## BEGIN Rows
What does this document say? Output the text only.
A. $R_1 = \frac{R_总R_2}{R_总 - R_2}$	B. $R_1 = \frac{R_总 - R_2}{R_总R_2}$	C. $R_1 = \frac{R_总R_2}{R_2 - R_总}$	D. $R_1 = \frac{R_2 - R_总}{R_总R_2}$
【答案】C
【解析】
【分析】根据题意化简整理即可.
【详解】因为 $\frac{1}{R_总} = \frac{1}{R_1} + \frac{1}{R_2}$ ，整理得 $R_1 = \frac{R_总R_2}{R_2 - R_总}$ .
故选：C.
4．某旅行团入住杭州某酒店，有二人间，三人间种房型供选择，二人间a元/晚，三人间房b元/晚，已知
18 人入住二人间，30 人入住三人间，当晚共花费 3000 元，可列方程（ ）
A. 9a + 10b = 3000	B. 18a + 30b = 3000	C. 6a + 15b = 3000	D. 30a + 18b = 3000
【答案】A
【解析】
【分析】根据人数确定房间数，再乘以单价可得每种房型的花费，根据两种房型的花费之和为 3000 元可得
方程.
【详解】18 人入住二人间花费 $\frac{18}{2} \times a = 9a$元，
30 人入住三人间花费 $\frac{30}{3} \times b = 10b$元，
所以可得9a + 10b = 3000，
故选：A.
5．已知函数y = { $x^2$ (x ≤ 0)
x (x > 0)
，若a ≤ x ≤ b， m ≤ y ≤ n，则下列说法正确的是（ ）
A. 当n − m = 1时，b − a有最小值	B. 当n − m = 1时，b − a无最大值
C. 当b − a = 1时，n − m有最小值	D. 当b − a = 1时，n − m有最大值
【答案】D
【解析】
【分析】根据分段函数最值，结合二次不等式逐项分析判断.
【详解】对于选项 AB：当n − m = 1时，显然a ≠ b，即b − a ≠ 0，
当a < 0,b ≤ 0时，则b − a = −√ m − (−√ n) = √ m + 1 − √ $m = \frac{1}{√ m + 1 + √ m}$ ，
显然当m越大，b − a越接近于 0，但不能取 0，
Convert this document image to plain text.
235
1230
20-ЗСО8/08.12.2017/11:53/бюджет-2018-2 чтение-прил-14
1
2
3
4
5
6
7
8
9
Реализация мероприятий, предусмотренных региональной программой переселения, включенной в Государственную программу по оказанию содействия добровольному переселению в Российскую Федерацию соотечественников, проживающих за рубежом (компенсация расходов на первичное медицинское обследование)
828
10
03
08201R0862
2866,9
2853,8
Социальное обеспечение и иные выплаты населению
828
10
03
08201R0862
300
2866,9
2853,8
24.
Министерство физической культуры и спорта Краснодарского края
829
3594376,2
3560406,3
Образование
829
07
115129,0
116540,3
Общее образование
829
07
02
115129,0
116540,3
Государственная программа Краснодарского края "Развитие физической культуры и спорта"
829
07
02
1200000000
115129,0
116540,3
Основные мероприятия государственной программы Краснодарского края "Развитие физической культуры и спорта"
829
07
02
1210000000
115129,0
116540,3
## END Rows
## BEGIN Rows
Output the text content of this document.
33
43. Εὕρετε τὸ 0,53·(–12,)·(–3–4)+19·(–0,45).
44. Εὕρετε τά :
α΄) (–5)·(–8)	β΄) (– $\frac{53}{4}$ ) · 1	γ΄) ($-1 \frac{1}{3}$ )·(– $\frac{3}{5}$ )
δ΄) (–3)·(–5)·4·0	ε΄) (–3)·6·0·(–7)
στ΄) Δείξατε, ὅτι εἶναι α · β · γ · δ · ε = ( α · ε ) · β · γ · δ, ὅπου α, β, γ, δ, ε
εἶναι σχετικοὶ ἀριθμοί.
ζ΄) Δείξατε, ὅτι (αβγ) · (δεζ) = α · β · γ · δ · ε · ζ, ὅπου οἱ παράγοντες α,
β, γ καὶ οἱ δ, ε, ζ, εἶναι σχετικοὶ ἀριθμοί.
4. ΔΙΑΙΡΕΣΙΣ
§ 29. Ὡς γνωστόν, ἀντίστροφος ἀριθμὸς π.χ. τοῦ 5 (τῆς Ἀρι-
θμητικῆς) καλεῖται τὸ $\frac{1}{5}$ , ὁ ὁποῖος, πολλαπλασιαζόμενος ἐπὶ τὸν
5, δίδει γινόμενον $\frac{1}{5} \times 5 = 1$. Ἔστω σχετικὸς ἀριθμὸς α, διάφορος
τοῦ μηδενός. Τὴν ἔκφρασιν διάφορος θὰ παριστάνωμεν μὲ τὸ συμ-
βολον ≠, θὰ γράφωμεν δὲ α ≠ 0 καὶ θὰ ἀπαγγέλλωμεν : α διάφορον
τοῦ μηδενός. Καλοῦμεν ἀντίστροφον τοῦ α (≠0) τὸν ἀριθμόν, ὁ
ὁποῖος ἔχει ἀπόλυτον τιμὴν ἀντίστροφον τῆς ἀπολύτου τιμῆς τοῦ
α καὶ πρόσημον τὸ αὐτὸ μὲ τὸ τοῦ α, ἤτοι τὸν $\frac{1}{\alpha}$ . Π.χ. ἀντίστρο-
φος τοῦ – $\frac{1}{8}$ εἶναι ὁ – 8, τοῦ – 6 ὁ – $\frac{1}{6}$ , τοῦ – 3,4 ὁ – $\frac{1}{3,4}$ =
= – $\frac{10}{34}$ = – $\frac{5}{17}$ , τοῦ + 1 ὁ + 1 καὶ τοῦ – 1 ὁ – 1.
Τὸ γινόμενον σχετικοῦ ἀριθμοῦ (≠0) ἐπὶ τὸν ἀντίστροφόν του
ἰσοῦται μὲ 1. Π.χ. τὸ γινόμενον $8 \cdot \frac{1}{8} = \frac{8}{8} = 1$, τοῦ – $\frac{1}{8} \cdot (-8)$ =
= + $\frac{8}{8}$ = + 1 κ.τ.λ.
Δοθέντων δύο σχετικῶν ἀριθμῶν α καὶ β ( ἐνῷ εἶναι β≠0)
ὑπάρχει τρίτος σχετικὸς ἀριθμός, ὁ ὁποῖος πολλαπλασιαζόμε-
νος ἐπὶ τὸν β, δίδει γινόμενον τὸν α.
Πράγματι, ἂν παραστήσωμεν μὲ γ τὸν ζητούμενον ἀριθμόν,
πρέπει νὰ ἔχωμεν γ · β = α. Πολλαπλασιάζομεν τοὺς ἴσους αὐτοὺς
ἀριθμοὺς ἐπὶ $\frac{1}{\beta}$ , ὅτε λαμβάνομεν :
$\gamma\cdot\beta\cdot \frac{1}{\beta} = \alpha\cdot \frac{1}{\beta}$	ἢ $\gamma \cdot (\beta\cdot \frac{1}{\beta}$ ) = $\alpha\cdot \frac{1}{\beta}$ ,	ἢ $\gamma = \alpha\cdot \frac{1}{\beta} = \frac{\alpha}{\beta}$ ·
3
## END Rows
_Written instruction_. Count every line above that holds the word "Развитие", and state the number and nothing more.

_Solution below_. 2